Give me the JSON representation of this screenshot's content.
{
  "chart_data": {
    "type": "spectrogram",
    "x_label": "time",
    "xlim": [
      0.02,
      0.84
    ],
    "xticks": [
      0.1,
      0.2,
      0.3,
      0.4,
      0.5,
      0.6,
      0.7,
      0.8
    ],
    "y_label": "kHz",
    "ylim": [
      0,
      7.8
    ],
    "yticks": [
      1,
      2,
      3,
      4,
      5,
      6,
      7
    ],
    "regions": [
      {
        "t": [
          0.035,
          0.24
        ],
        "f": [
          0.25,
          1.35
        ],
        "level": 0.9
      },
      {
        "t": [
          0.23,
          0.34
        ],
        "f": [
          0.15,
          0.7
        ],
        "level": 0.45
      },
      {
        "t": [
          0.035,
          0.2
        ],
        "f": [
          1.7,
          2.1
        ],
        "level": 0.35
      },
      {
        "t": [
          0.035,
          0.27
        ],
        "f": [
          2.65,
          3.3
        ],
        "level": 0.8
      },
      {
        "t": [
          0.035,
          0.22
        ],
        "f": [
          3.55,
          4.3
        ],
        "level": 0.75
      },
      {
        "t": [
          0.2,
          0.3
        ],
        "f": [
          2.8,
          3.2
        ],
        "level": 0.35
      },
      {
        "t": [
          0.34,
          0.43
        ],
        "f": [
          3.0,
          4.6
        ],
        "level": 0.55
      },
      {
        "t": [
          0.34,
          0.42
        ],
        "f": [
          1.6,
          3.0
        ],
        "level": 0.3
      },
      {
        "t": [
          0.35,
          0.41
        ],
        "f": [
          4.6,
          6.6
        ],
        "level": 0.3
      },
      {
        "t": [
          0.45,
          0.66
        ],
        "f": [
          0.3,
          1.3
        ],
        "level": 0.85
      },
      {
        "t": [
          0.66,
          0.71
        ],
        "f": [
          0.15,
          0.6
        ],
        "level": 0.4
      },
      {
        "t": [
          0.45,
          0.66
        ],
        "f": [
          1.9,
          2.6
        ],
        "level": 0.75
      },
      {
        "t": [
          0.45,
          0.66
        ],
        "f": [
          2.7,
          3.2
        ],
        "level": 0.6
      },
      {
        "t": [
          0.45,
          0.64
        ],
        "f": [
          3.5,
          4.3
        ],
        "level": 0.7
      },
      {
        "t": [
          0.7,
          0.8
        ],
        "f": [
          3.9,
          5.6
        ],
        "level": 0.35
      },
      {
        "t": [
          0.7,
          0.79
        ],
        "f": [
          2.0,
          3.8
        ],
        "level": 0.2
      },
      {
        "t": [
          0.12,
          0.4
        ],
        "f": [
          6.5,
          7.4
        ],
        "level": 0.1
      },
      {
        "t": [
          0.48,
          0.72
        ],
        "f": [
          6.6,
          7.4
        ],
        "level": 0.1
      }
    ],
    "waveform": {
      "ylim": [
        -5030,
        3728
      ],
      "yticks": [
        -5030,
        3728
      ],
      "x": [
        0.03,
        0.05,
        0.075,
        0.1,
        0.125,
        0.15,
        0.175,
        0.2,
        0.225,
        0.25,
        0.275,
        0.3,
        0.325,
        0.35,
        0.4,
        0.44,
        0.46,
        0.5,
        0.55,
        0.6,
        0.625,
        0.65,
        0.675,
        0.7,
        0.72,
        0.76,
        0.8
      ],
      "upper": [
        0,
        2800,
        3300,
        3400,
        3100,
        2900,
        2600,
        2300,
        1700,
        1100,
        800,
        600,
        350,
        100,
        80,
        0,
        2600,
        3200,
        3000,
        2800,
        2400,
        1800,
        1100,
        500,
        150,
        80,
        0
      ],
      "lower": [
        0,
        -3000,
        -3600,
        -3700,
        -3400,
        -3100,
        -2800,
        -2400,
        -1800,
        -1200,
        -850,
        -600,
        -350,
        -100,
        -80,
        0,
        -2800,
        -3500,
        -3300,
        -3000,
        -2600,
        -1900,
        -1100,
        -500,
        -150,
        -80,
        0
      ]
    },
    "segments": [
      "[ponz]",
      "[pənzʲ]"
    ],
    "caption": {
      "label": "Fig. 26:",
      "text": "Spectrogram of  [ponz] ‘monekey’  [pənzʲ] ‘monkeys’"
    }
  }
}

········

Your task - Extract all lines containing the word "pənzʲ".

Solution -
      "[pənzʲ]"
      "text": "Spectrogram of  [ponz] ‘monekey’  [pənzʲ] ‘monkeys’"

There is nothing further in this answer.